§ TASK DETAILS: Copy out each line featuring the string "circle" from the entries beneath.
— START OF GIVEN DATA —
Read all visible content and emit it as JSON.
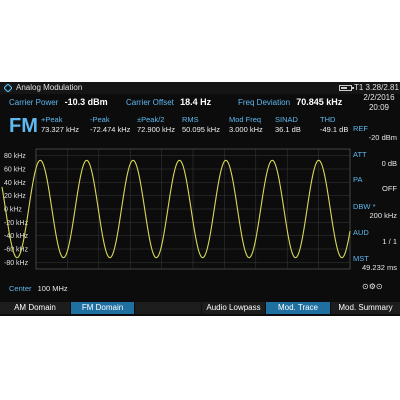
{
  "window": {
    "title": "Analog Modulation",
    "status": "T1 3.28/2.81",
    "battery_level": 0.7
  },
  "measurements": {
    "carrier_power": {
      "label": "Carrier Power",
      "value": "-10.3 dBm"
    },
    "carrier_offset": {
      "label": "Carrier Offset",
      "value": "18.4 Hz"
    },
    "freq_deviation": {
      "label": "Freq Deviation",
      "value": "70.845 kHz"
    }
  },
  "mode": "FM",
  "results": [
    {
      "label": "+Peak",
      "value": "73.327 kHz"
    },
    {
      "label": "-Peak",
      "value": "-72.474 kHz"
    },
    {
      "label": "±Peak/2",
      "value": "72.900 kHz"
    },
    {
      "label": "RMS",
      "value": "50.095 kHz"
    },
    {
      "label": "Mod Freq",
      "value": "3.000 kHz"
    },
    {
      "label": "SINAD",
      "value": "36.1 dB"
    },
    {
      "label": "THD",
      "value": "-49.1 dB"
    }
  ],
  "datetime": {
    "date": "2/2/2016",
    "time": "20:09"
  },
  "side_params": [
    {
      "label": "REF",
      "value": "-20 dBm"
    },
    {
      "label": "ATT",
      "value": "0 dB"
    },
    {
      "label": "PA",
      "value": "OFF"
    },
    {
      "label": "DBW *",
      "value": "200 kHz"
    },
    {
      "label": "AUD",
      "value": "1 / 1"
    },
    {
      "label": "MST",
      "value": "49.232 ms"
    }
  ],
  "chart_data": {
    "type": "line",
    "y_tick_labels": [
      "80 kHz",
      "60 kHz",
      "40 kHz",
      "20 kHz",
      "0 kHz",
      "-20 kHz",
      "-40 kHz",
      "-60 kHz",
      "-80 kHz"
    ],
    "ylim": [
      -90,
      90
    ],
    "series_color": "#d8d85a",
    "amplitude_khz": 73,
    "cycles": 7.5,
    "grid": true
  },
  "center": {
    "label": "Center",
    "value": "100 MHz"
  },
  "controls_glyph": "⊙⚙⊙",
  "softkeys": [
    "AM Domain",
    "FM Domain",
    "",
    "Audio Lowpass",
    "Mod. Trace",
    "Mod. Summary"
  ],
  "colors": {
    "accent": "#5fb8f0",
    "trace": "#d8d85a",
    "active_key": "#1f6fa0"
  }
}
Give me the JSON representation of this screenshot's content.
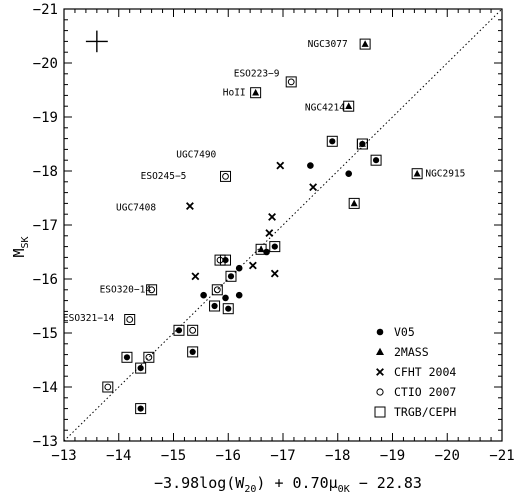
{
  "chart_data": {
    "type": "scatter",
    "xlabel": "−3.98log(W20) + 0.70μ0K − 22.83",
    "xlabel_parts": {
      "a": "−3.98log(W",
      "a_sub": "20",
      "b": ") + 0.70μ",
      "b_sub": "0K",
      "c": " − 22.83"
    },
    "ylabel": "MSK",
    "ylabel_parts": {
      "main": "M",
      "sub": "SK"
    },
    "xlim": [
      -13,
      -21
    ],
    "ylim": [
      -13,
      -21
    ],
    "xticks": [
      -13,
      -14,
      -15,
      -16,
      -17,
      -18,
      -19,
      -20,
      -21
    ],
    "xtick_labels": [
      "−13",
      "−14",
      "−15",
      "−16",
      "−17",
      "−18",
      "−19",
      "−20",
      "−21"
    ],
    "yticks": [
      -13,
      -14,
      -15,
      -16,
      -17,
      -18,
      -19,
      -20,
      -21
    ],
    "ytick_labels": [
      "−13",
      "−14",
      "−15",
      "−16",
      "−17",
      "−18",
      "−19",
      "−20",
      "−21"
    ],
    "reference_line": {
      "style": "dotted",
      "relation": "y = x"
    },
    "error_bar_cross": {
      "x": -13.6,
      "y": -20.4,
      "dx": 0.2,
      "dy": 0.2
    },
    "legend": {
      "position": "bottom-right",
      "entries": [
        {
          "marker": "filled-circle",
          "label": "V05"
        },
        {
          "marker": "filled-triangle",
          "label": "2MASS"
        },
        {
          "marker": "cross",
          "label": "CFHT 2004"
        },
        {
          "marker": "open-circle",
          "label": "CTIO 2007"
        },
        {
          "marker": "open-square",
          "label": "TRGB/CEPH"
        }
      ]
    },
    "series": [
      {
        "name": "V05",
        "marker": "filled-circle",
        "points": [
          {
            "x": -15.55,
            "y": -15.7
          },
          {
            "x": -15.95,
            "y": -15.65
          },
          {
            "x": -16.2,
            "y": -15.7
          },
          {
            "x": -16.2,
            "y": -16.2
          },
          {
            "x": -16.7,
            "y": -16.5
          },
          {
            "x": -17.5,
            "y": -18.1
          },
          {
            "x": -18.2,
            "y": -17.95
          }
        ]
      },
      {
        "name": "V05 + TRGB/CEPH",
        "marker": "filled-circle-in-square",
        "points": [
          {
            "x": -14.15,
            "y": -14.55
          },
          {
            "x": -14.4,
            "y": -14.35
          },
          {
            "x": -14.4,
            "y": -13.6
          },
          {
            "x": -15.1,
            "y": -15.05
          },
          {
            "x": -15.35,
            "y": -14.65
          },
          {
            "x": -15.75,
            "y": -15.5
          },
          {
            "x": -15.95,
            "y": -16.35
          },
          {
            "x": -16.0,
            "y": -15.45
          },
          {
            "x": -16.05,
            "y": -16.05
          },
          {
            "x": -16.85,
            "y": -16.6
          },
          {
            "x": -17.9,
            "y": -18.55
          },
          {
            "x": -18.45,
            "y": -18.5
          },
          {
            "x": -18.7,
            "y": -18.2
          }
        ]
      },
      {
        "name": "2MASS + TRGB/CEPH",
        "marker": "filled-triangle-in-square",
        "points": [
          {
            "x": -16.5,
            "y": -19.45
          },
          {
            "x": -16.6,
            "y": -16.55
          },
          {
            "x": -18.2,
            "y": -19.2
          },
          {
            "x": -18.3,
            "y": -17.4
          },
          {
            "x": -18.45,
            "y": -18.5
          },
          {
            "x": -18.5,
            "y": -20.35
          },
          {
            "x": -19.45,
            "y": -17.95
          }
        ]
      },
      {
        "name": "CFHT 2004",
        "marker": "cross",
        "points": [
          {
            "x": -15.3,
            "y": -17.35
          },
          {
            "x": -15.4,
            "y": -16.05
          },
          {
            "x": -16.45,
            "y": -16.25
          },
          {
            "x": -16.75,
            "y": -16.85
          },
          {
            "x": -16.8,
            "y": -17.15
          },
          {
            "x": -16.85,
            "y": -16.1
          },
          {
            "x": -16.95,
            "y": -18.1
          },
          {
            "x": -17.55,
            "y": -17.7
          }
        ]
      },
      {
        "name": "CTIO 2007 + TRGB/CEPH",
        "marker": "open-circle-in-square",
        "points": [
          {
            "x": -13.8,
            "y": -14.0
          },
          {
            "x": -14.2,
            "y": -15.25
          },
          {
            "x": -14.55,
            "y": -14.55
          },
          {
            "x": -14.6,
            "y": -15.8
          },
          {
            "x": -15.35,
            "y": -15.05
          },
          {
            "x": -15.8,
            "y": -15.8
          },
          {
            "x": -15.85,
            "y": -16.35
          },
          {
            "x": -15.95,
            "y": -17.9
          },
          {
            "x": -17.15,
            "y": -19.65
          }
        ]
      }
    ],
    "annotations": [
      {
        "text": "NGC3077",
        "x": -17.45,
        "y": -20.3,
        "anchor": "start"
      },
      {
        "text": "ESO223−9",
        "x": -16.1,
        "y": -19.75,
        "anchor": "start"
      },
      {
        "text": "HoII",
        "x": -15.9,
        "y": -19.4,
        "anchor": "start"
      },
      {
        "text": "NGC4214",
        "x": -17.4,
        "y": -19.12,
        "anchor": "start"
      },
      {
        "text": "UGC7490",
        "x": -15.05,
        "y": -18.25,
        "anchor": "start"
      },
      {
        "text": "ESO245−5",
        "x": -14.4,
        "y": -17.85,
        "anchor": "start"
      },
      {
        "text": "NGC2915",
        "x": -19.6,
        "y": -17.9,
        "anchor": "start"
      },
      {
        "text": "UGC7408",
        "x": -13.95,
        "y": -17.27,
        "anchor": "start"
      },
      {
        "text": "ESO320−14",
        "x": -13.65,
        "y": -15.75,
        "anchor": "start"
      },
      {
        "text": "ESO321−14",
        "x": -12.98,
        "y": -15.22,
        "anchor": "start"
      }
    ]
  }
}
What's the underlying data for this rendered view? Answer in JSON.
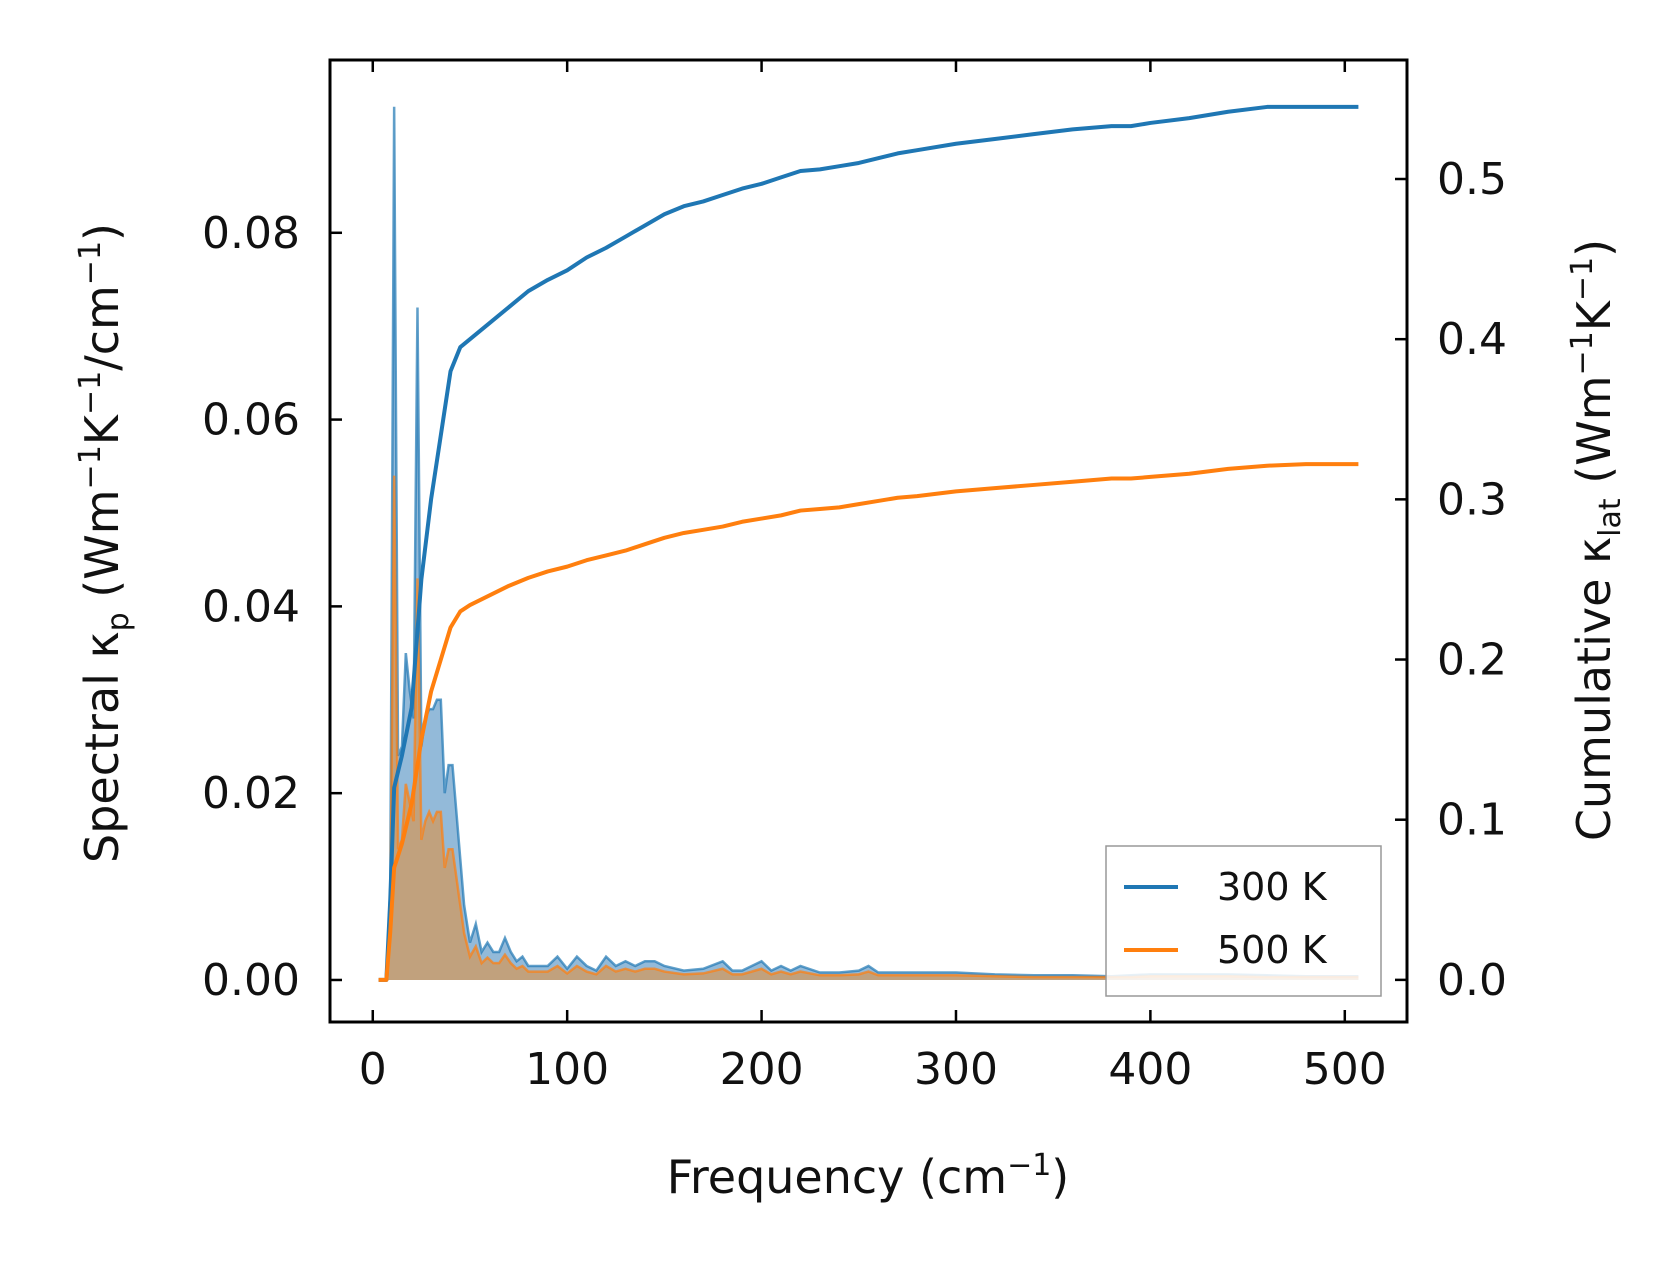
— END OF GIVEN DATA —
§ SOLUTION:
          "marker": "filled-circle",
          "marker": "open-circle",
        "marker": "filled-circle",
        "marker": "filled-circle-in-square",
        "marker": "open-circle-in-square",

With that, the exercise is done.